[START OF Records for processing]

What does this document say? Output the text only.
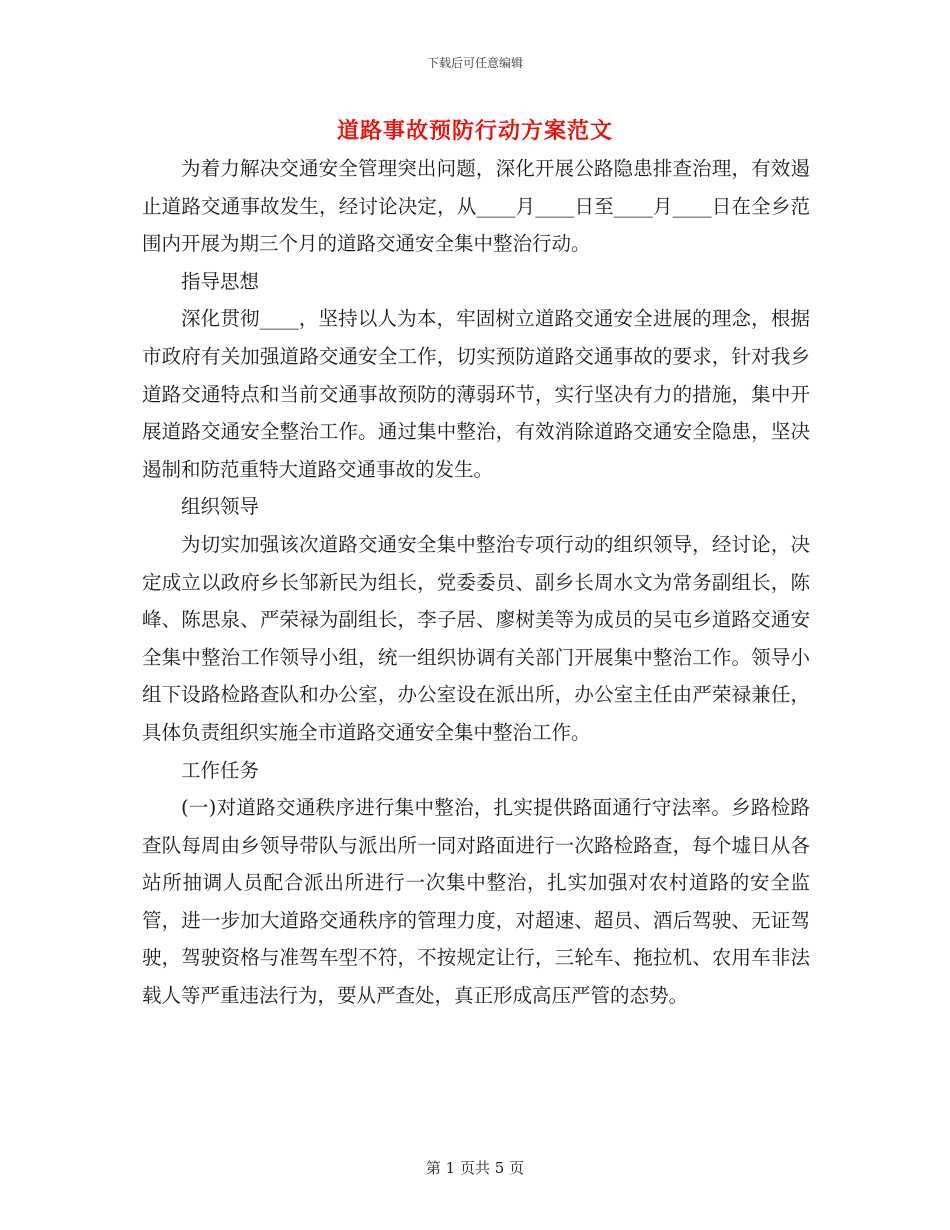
下载后可任意编辑
道路事故预防行动方案范文

为着力解决交通安全管理突出问题，深化开展公路隐患排查治理，有效遏止道路交通事故发生，经讨论决定，从____月____日至____月____日在全乡范围内开展为期三个月的道路交通安全集中整治行动。

指导思想

深化贯彻____，坚持以人为本，牢固树立道路交通安全进展的理念，根据市政府有关加强道路交通安全工作，切实预防道路交通事故的要求，针对我乡道路交通特点和当前交通事故预防的薄弱环节，实行坚决有力的措施，集中开展道路交通安全整治工作。通过集中整治，有效消除道路交通安全隐患，坚决遏制和防范重特大道路交通事故的发生。

组织领导

为切实加强该次道路交通安全集中整治专项行动的组织领导，经讨论，决定成立以政府乡长邹新民为组长，党委委员、副乡长周水文为常务副组长，陈峰、陈思泉、严荣禄为副组长，李子居、廖树美等为成员的吴屯乡道路交通安全集中整治工作领导小组，统一组织协调有关部门开展集中整治工作。领导小组下设路检路查队和办公室，办公室设在派出所，办公室主任由严荣禄兼任，具体负责组织实施全市道路交通安全集中整治工作。

工作任务

(一)对道路交通秩序进行集中整治，扎实提供路面通行守法率。乡路检路查队每周由乡领导带队与派出所一同对路面进行一次路检路查，每个墟日从各站所抽调人员配合派出所进行一次集中整治，扎实加强对农村道路的安全监管，进一步加大道路交通秩序的管理力度，对超速、超员、酒后驾驶、无证驾驶，驾驶资格与准驾车型不符，不按规定让行，三轮车、拖拉机、农用车非法载人等严重违法行为，要从严查处，真正形成高压严管的态势。

第 1 页共 5 页
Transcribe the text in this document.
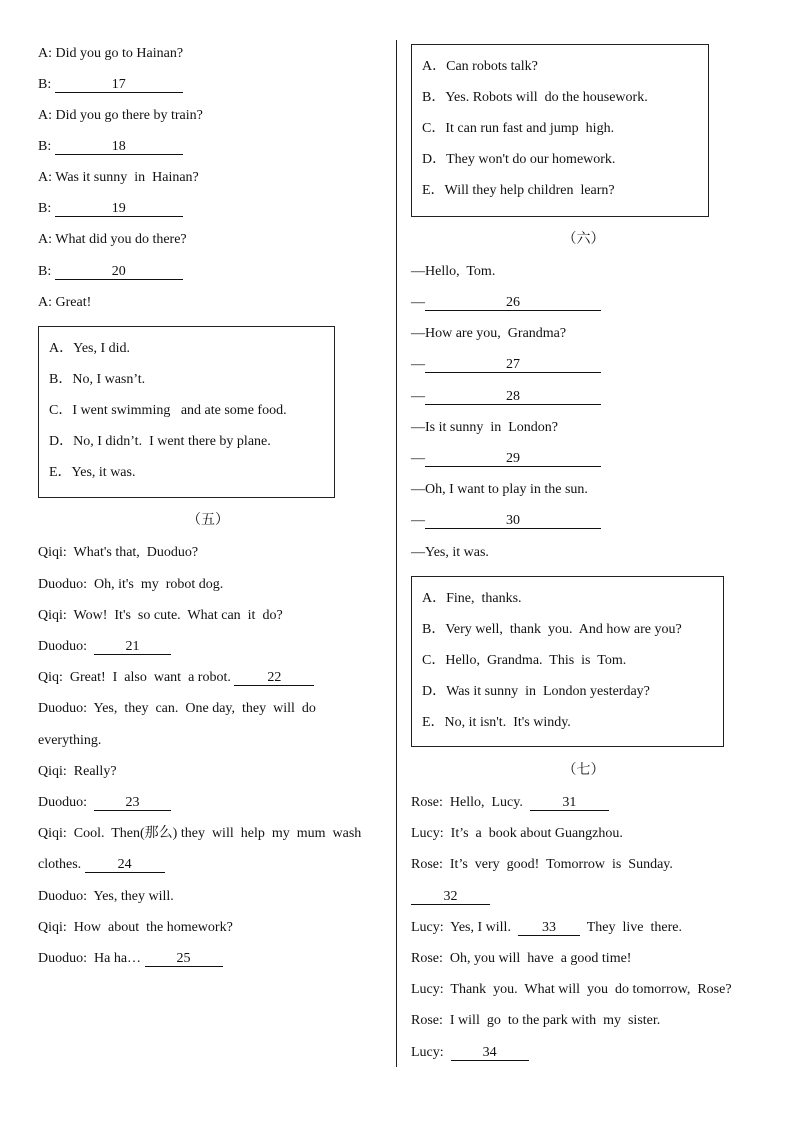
A: Did you go to Hainan?
B:	17
A: Did you go there by train?
B:	18
A: Was it sunny  in  Hainan?
B:	19
A: What did you do there?
B:	20
A: Great!
A．Yes, I did.
B．No, I wasn’t.
C．I went swimming   and ate some food.
D．No, I didn’t.  I went there by plane.
E．Yes, it was.
（五）
Qiqi:  What's that,  Duoduo?
Duoduo:  Oh, it's  my  robot dog.
Qiqi:  Wow!  It's  so cute.  What can  it  do?
Duoduo:	21
Qiq:  Great!  I  also  want  a robot. 22
Duoduo:  Yes,  they  can.  One day,  they  will  do
everything.
Qiqi:  Really?
Duoduo:	23
Qiqi:  Cool.  Then(那么) they  will  help  my  mum  wash
clothes. 24
Duoduo:  Yes, they will.
Qiqi:  How  about  the homework?
Duoduo:  Ha ha… 25
A．Can robots talk?
B．Yes. Robots will  do the housework.
C．It can run fast and jump  high.
D．They won't do our homework.
E．Will they help children  learn?
（六）
—Hello,  Tom.
—	26
—How are you,  Grandma?
—	27
—	28
—Is it sunny  in  London?
—	29
—Oh, I want to play in the sun.
—	30
—Yes, it was.
A．Fine,  thanks.
B．Very well,  thank  you.  And how are you?
C．Hello,  Grandma.  This  is  Tom.
D．Was it sunny  in  London yesterday?
E．No, it isn't.  It's windy.
（七）
Rose:  Hello,  Lucy.  31
Lucy:  It’s  a  book about Guangzhou.
Rose:  It’s  very  good!  Tomorrow  is  Sunday.
32
Lucy:  Yes, I will.  33  They  live  there.
Rose:  Oh, you will  have  a good time!
Lucy:  Thank  you.  What will  you  do tomorrow,  Rose?
Rose:  I will  go  to the park with  my  sister.
Lucy:  34
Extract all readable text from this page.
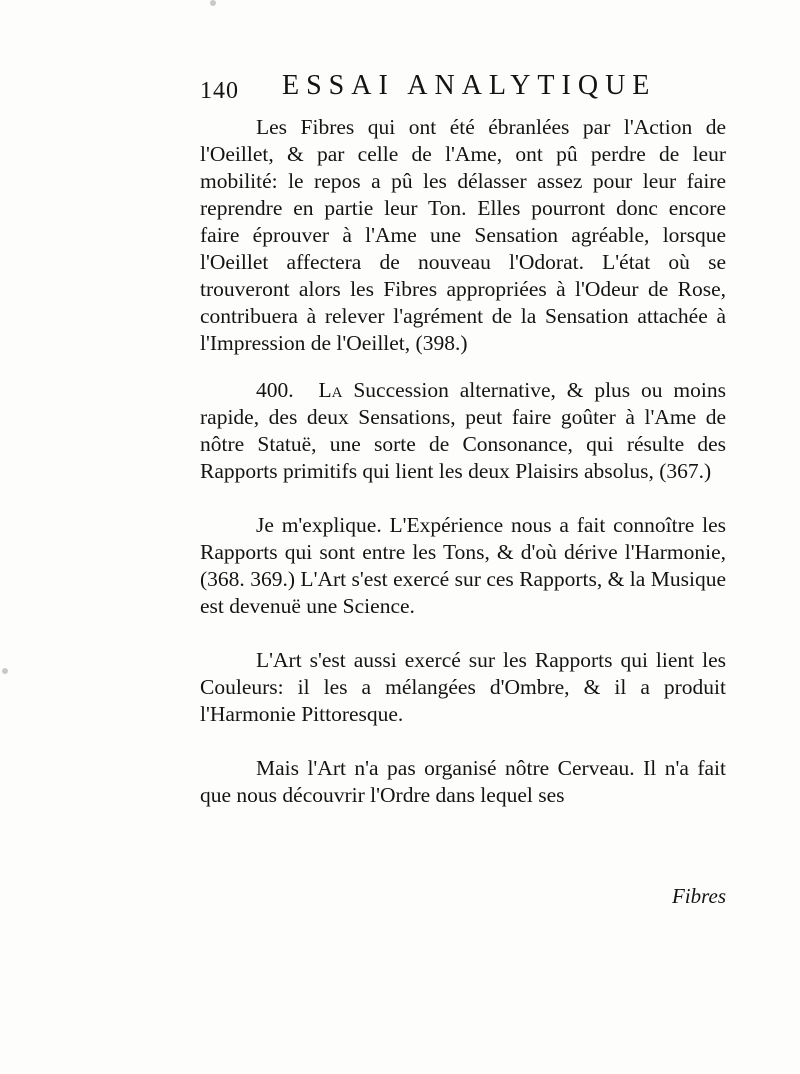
140 ESSAI ANALYTIQUE

Les Fibres qui ont été ébranlées par l'Action de l'Oeillet, & par celle de l'Ame, ont pû perdre de leur mobilité: le repos a pû les délasser assez pour leur faire reprendre en partie leur Ton. Elles pourront donc encore faire éprouver à l'Ame une Sensation agréable, lorsque l'Oeillet affectera de nouveau l'Odorat. L'état où se trouveront alors les Fibres appropriées à l'Odeur de Rose, contribuera à relever l'agrément de la Sensation attachée à l'Impression de l'Oeillet, (398.)

400. La Succession alternative, & plus ou moins rapide, des deux Sensations, peut faire goûter à l'Ame de nôtre Statuë, une sorte de Consonance, qui résulte des Rapports primitifs qui lient les deux Plaisirs absolus, (367.)

Je m'explique. L'Expérience nous a fait connoître les Rapports qui sont entre les Tons, & d'où dérive l'Harmonie, (368. 369.) L'Art s'est exercé sur ces Rapports, & la Musique est devenuë une Science.

L'Art s'est aussi exercé sur les Rapports qui lient les Couleurs: il les a mélangées d'Ombre, & il a produit l'Harmonie Pittoresque.

Mais l'Art n'a pas organisé nôtre Cerveau. Il n'a fait que nous découvrir l'Ordre dans lequel ses

Fibres
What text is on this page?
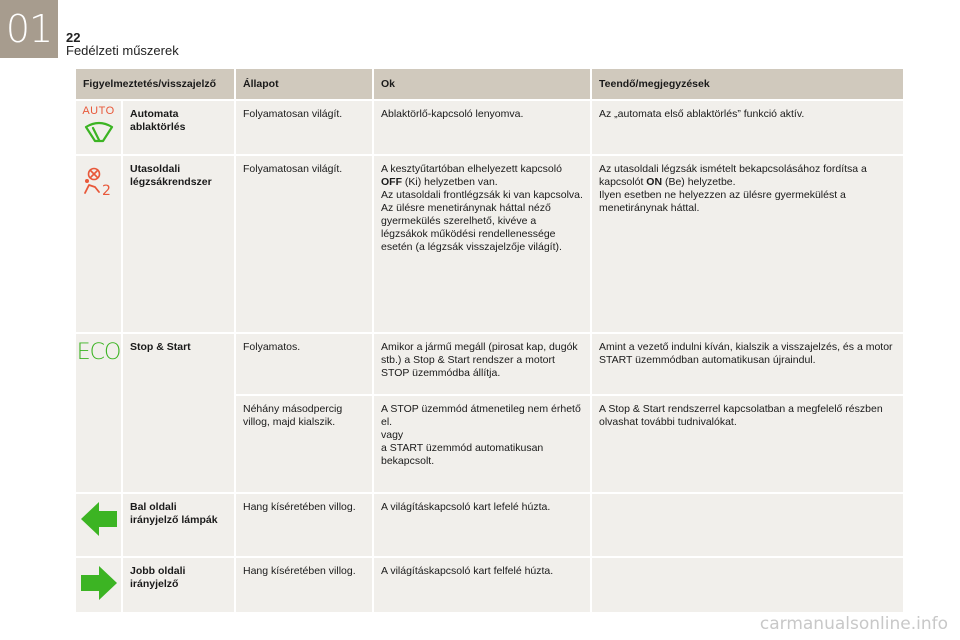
01	22
Fedélzeti műszerek
Figyelmeztetés/visszajelző		Állapot	Ok	Teendő/megjegyzések

AUTO	Automata ablaktörlés	Folyamatosan világít.	Ablaktörlő-kapcsoló lenyomva.	Az „automata első ablaktörlés” funkció aktív.

2	Utasoldali légzsákrendszer	Folyamatosan világít.	A kesztyűtartóban elhelyezett kapcsoló OFF (Ki) helyzetben van.
Az utasoldali frontlégzsák ki van kapcsolva.
Az ülésre menetiránynak háttal néző gyermekülés szerelhető, kivéve a légzsákok működési rendellenessége esetén (a légzsák visszajelzője világít).	Az utasoldali légzsák ismételt bekapcsolásához fordítsa a kapcsolót ON (Be) helyzetbe.
Ilyen esetben ne helyezzen az ülésre gyermekülést a menetiránynak háttal.

ECO	Stop & Start	Folyamatos.	Amikor a jármű megáll (pirosat kap, dugók stb.) a Stop & Start rendszer a motort STOP üzemmódba állítja.	Amint a vezető indulni kíván, kialszik a visszajelzés, és a motor START üzemmódban automatikusan újraindul.
		Néhány másodpercig villog, majd kialszik.	A STOP üzemmód átmenetileg nem érhető el.
vagy
a START üzemmód automatikusan bekapcsolt.	A Stop & Start rendszerrel kapcsolatban a megfelelő részben olvashat további tudnivalókat.
	Bal oldali irányjelző lámpák	Hang kíséretében villog.	A világításkapcsoló kart lefelé húzta.	
	Jobb oldali irányjelző	Hang kíséretében villog.	A világításkapcsoló kart felfelé húzta.	
carmanualsonline.info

[END OF Records for processing]

• **What is needed**
Omit the pictures, and quote the material above exactly as given.

• **Final answer**
What does this document say? Output the text only.
下载后可任意编辑
道路事故预防行动方案范文

为着力解决交通安全管理突出问题，深化开展公路隐患排查治理，有效遏止道路交通事故发生，经讨论决定，从____月____日至____月____日在全乡范围内开展为期三个月的道路交通安全集中整治行动。

指导思想

深化贯彻____，坚持以人为本，牢固树立道路交通安全进展的理念，根据市政府有关加强道路交通安全工作，切实预防道路交通事故的要求，针对我乡道路交通特点和当前交通事故预防的薄弱环节，实行坚决有力的措施，集中开展道路交通安全整治工作。通过集中整治，有效消除道路交通安全隐患，坚决遏制和防范重特大道路交通事故的发生。

组织领导

为切实加强该次道路交通安全集中整治专项行动的组织领导，经讨论，决定成立以政府乡长邹新民为组长，党委委员、副乡长周水文为常务副组长，陈峰、陈思泉、严荣禄为副组长，李子居、廖树美等为成员的吴屯乡道路交通安全集中整治工作领导小组，统一组织协调有关部门开展集中整治工作。领导小组下设路检路查队和办公室，办公室设在派出所，办公室主任由严荣禄兼任，具体负责组织实施全市道路交通安全集中整治工作。

工作任务

(一)对道路交通秩序进行集中整治，扎实提供路面通行守法率。乡路检路查队每周由乡领导带队与派出所一同对路面进行一次路检路查，每个墟日从各站所抽调人员配合派出所进行一次集中整治，扎实加强对农村道路的安全监管，进一步加大道路交通秩序的管理力度，对超速、超员、酒后驾驶、无证驾驶，驾驶资格与准驾车型不符，不按规定让行，三轮车、拖拉机、农用车非法载人等严重违法行为，要从严查处，真正形成高压严管的态势。

第 1 页共 5 页
Transcribe the text in this document.
A: Did you go to Hainan?
B:	17
A: Did you go there by train?
B:	18
A: Was it sunny  in  Hainan?
B:	19
A: What did you do there?
B:	20
A: Great!
A．Yes, I did.
B．No, I wasn’t.
C．I went swimming   and ate some food.
D．No, I didn’t.  I went there by plane.
E．Yes, it was.
（五）
Qiqi:  What's that,  Duoduo?
Duoduo:  Oh, it's  my  robot dog.
Qiqi:  Wow!  It's  so cute.  What can  it  do?
Duoduo:	21
Qiq:  Great!  I  also  want  a robot. 22
Duoduo:  Yes,  they  can.  One day,  they  will  do
everything.
Qiqi:  Really?
Duoduo:	23
Qiqi:  Cool.  Then(那么) they  will  help  my  mum  wash
clothes. 24
Duoduo:  Yes, they will.
Qiqi:  How  about  the homework?
Duoduo:  Ha ha… 25
A．Can robots talk?
B．Yes. Robots will  do the housework.
C．It can run fast and jump  high.
D．They won't do our homework.
E．Will they help children  learn?
（六）
—Hello,  Tom.
—	26
—How are you,  Grandma?
—	27
—	28
—Is it sunny  in  London?
—	29
—Oh, I want to play in the sun.
—	30
—Yes, it was.
A．Fine,  thanks.
B．Very well,  thank  you.  And how are you?
C．Hello,  Grandma.  This  is  Tom.
D．Was it sunny  in  London yesterday?
E．No, it isn't.  It's windy.
（七）
Rose:  Hello,  Lucy.  31
Lucy:  It’s  a  book about Guangzhou.
Rose:  It’s  very  good!  Tomorrow  is  Sunday.
32
Lucy:  Yes, I will.  33  They  live  there.
Rose:  Oh, you will  have  a good time!
Lucy:  Thank  you.  What will  you  do tomorrow,  Rose?
Rose:  I will  go  to the park with  my  sister.
Lucy:  34
Extract all readable text from this page.
140 ESSAI ANALYTIQUE

Les Fibres qui ont été ébranlées par l'Action de l'Oeillet, & par celle de l'Ame, ont pû perdre de leur mobilité: le repos a pû les délasser assez pour leur faire reprendre en partie leur Ton. Elles pourront donc encore faire éprouver à l'Ame une Sensation agréable, lorsque l'Oeillet affectera de nouveau l'Odorat. L'état où se trouveront alors les Fibres appropriées à l'Odeur de Rose, contribuera à relever l'agrément de la Sensation attachée à l'Impression de l'Oeillet, (398.)

400. La Succession alternative, & plus ou moins rapide, des deux Sensations, peut faire goûter à l'Ame de nôtre Statuë, une sorte de Consonance, qui résulte des Rapports primitifs qui lient les deux Plaisirs absolus, (367.)

Je m'explique. L'Expérience nous a fait connoître les Rapports qui sont entre les Tons, & d'où dérive l'Harmonie, (368. 369.) L'Art s'est exercé sur ces Rapports, & la Musique est devenuë une Science.

L'Art s'est aussi exercé sur les Rapports qui lient les Couleurs: il les a mélangées d'Ombre, & il a produit l'Harmonie Pittoresque.

Mais l'Art n'a pas organisé nôtre Cerveau. Il n'a fait que nous découvrir l'Ordre dans lequel ses

Fibres
What text is on this page?
01	22
Fedélzeti műszerek
Figyelmeztetés/visszajelző		Állapot	Ok	Teendő/megjegyzések

AUTO	Automata ablaktörlés	Folyamatosan világít.	Ablaktörlő-kapcsoló lenyomva.	Az „automata első ablaktörlés” funkció aktív.

2	Utasoldali légzsákrendszer	Folyamatosan világít.	A kesztyűtartóban elhelyezett kapcsoló OFF (Ki) helyzetben van.
Az utasoldali frontlégzsák ki van kapcsolva.
Az ülésre menetiránynak háttal néző gyermekülés szerelhető, kivéve a légzsákok működési rendellenessége esetén (a légzsák visszajelzője világít).	Az utasoldali légzsák ismételt bekapcsolásához fordítsa a kapcsolót ON (Be) helyzetbe.
Ilyen esetben ne helyezzen az ülésre gyermekülést a menetiránynak háttal.

ECO	Stop & Start	Folyamatos.	Amikor a jármű megáll (pirosat kap, dugók stb.) a Stop & Start rendszer a motort STOP üzemmódba állítja.	Amint a vezető indulni kíván, kialszik a visszajelzés, és a motor START üzemmódban automatikusan újraindul.
		Néhány másodpercig villog, majd kialszik.	A STOP üzemmód átmenetileg nem érhető el.
vagy
a START üzemmód automatikusan bekapcsolt.	A Stop & Start rendszerrel kapcsolatban a megfelelő részben olvashat további tudnivalókat.
	Bal oldali irányjelző lámpák	Hang kíséretében villog.	A világításkapcsoló kart lefelé húzta.	
	Jobb oldali irányjelző	Hang kíséretében villog.	A világításkapcsoló kart felfelé húzta.	
carmanualsonline.info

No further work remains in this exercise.